### Information supplied ###
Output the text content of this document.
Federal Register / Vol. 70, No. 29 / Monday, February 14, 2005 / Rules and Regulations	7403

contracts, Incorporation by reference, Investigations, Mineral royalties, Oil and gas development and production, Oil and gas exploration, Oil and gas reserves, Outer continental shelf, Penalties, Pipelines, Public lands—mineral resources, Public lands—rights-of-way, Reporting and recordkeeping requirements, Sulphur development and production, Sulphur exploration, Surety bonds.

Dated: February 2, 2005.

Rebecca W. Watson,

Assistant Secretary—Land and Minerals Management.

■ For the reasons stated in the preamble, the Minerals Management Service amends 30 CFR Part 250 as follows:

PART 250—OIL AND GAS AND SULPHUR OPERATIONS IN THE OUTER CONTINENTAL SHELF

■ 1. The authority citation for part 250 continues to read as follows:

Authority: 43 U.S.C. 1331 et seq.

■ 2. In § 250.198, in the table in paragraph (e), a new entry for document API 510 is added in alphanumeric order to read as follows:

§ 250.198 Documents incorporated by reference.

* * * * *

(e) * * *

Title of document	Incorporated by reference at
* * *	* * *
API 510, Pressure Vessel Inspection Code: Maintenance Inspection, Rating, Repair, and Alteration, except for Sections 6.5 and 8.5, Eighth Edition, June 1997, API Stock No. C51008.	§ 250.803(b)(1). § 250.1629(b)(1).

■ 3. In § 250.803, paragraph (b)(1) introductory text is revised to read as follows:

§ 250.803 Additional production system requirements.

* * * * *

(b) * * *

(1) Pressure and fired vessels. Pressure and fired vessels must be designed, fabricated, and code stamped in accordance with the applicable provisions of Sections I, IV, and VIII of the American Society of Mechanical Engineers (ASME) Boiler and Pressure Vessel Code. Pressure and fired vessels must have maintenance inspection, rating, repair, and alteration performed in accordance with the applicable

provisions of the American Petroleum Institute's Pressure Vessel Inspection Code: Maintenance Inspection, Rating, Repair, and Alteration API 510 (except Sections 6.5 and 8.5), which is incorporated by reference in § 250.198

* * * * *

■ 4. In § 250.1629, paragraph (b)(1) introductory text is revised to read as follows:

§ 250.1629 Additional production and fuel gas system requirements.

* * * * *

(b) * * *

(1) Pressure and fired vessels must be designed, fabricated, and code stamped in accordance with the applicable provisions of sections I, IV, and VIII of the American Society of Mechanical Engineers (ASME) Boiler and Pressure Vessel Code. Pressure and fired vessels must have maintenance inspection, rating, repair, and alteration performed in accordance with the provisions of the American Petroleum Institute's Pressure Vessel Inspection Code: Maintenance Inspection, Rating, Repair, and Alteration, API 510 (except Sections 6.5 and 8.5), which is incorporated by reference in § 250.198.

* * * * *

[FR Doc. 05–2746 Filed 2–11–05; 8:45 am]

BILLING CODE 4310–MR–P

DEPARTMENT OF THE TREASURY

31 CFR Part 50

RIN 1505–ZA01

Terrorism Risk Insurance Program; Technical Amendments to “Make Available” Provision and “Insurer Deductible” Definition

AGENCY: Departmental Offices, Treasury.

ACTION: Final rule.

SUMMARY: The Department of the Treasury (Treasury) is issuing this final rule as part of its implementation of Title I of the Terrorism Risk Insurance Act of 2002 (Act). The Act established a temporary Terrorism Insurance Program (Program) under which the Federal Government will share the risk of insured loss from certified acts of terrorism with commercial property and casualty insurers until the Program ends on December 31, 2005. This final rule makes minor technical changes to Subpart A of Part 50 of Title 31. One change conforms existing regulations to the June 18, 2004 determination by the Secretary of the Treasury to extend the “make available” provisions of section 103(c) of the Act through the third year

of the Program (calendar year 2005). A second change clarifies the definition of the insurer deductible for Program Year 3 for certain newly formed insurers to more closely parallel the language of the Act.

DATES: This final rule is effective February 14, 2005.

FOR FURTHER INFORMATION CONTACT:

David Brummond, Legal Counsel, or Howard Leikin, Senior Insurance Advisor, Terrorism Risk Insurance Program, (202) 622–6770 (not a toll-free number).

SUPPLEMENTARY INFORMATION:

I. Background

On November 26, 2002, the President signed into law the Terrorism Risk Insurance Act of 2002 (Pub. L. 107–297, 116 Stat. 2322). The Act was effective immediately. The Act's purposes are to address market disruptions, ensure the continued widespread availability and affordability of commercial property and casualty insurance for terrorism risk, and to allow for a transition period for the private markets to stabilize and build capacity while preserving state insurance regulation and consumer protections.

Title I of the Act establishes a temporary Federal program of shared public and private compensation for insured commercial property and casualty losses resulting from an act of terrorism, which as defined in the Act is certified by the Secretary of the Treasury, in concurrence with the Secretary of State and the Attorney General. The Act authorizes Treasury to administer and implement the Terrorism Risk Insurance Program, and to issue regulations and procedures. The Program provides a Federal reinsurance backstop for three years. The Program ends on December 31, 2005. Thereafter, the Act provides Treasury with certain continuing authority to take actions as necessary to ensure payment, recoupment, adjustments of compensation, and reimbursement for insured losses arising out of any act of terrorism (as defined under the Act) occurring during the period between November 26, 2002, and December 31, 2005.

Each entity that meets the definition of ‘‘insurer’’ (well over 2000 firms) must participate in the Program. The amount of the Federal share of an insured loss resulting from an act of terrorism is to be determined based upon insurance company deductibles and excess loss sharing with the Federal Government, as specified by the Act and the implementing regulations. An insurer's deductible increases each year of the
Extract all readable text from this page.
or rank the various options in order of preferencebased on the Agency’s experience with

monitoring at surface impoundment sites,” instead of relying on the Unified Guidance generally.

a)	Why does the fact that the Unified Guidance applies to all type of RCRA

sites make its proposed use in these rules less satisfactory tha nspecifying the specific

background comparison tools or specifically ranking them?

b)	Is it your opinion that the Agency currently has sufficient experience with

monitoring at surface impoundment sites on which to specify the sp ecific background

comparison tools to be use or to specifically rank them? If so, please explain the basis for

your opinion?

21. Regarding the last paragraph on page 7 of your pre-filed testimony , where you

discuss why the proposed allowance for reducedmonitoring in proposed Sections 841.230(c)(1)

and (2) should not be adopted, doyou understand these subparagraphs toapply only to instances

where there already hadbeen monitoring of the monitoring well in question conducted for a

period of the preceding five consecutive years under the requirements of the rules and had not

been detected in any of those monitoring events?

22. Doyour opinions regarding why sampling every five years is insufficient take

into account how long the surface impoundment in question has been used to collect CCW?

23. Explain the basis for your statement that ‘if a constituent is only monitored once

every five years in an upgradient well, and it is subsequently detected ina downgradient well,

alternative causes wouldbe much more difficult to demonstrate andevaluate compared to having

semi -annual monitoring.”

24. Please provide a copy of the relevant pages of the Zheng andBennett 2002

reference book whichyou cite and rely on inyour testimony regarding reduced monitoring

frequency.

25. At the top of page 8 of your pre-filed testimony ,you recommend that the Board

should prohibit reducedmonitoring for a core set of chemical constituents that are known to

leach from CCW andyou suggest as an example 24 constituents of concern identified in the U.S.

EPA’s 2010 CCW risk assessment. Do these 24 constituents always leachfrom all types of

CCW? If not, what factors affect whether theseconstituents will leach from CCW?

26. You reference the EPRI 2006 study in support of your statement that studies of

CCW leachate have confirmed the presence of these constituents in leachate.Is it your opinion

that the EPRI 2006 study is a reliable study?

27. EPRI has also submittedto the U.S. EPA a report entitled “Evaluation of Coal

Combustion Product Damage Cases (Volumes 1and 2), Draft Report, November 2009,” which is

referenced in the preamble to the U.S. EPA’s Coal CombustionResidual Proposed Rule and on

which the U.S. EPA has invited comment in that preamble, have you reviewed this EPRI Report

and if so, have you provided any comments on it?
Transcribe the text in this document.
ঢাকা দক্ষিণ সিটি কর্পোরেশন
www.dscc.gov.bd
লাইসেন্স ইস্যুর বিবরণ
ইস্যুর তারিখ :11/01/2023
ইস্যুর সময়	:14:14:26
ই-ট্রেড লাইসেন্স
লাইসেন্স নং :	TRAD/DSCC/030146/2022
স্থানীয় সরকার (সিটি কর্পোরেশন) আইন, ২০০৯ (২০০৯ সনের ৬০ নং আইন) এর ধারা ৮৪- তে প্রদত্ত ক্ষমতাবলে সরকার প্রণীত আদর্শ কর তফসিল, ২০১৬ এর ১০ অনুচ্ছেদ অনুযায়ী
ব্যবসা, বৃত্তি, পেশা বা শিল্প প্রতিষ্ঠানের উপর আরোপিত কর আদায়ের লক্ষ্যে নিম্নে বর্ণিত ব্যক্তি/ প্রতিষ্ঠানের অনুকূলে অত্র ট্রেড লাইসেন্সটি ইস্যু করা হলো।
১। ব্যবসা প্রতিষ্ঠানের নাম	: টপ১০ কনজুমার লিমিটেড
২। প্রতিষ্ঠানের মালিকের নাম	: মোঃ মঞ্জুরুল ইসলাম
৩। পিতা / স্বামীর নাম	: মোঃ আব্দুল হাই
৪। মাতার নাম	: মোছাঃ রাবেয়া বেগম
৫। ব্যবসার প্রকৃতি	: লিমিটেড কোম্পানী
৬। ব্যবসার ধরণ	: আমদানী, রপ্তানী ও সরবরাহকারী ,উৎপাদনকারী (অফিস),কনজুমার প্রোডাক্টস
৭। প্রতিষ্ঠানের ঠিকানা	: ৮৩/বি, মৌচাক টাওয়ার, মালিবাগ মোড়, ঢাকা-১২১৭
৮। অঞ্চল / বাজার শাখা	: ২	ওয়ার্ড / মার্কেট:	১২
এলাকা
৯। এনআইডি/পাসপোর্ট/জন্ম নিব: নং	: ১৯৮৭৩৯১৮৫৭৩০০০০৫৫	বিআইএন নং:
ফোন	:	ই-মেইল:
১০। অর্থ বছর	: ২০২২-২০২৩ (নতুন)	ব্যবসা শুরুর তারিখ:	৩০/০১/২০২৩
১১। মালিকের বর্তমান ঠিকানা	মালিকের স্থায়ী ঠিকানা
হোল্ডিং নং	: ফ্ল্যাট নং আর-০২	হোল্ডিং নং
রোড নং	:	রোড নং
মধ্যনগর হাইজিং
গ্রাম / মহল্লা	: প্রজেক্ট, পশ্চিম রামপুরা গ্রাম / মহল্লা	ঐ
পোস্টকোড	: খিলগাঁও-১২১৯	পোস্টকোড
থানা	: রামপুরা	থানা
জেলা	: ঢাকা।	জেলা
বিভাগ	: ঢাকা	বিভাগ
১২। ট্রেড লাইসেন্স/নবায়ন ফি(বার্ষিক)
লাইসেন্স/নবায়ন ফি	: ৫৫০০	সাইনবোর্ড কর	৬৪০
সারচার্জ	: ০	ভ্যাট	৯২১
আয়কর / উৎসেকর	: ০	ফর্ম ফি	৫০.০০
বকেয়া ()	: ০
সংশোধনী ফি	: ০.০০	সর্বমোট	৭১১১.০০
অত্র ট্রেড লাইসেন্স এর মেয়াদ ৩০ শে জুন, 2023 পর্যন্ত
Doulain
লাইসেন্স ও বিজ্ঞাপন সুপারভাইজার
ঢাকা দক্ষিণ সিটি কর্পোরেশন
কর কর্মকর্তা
###
**Job**
Scan the lines for the string "comparison". Copy out each line that matches.

**Task answer**
background comparison tools or specifically ranking them?
comparison tools to be use or to specifically rank them? If so, please explain the basis for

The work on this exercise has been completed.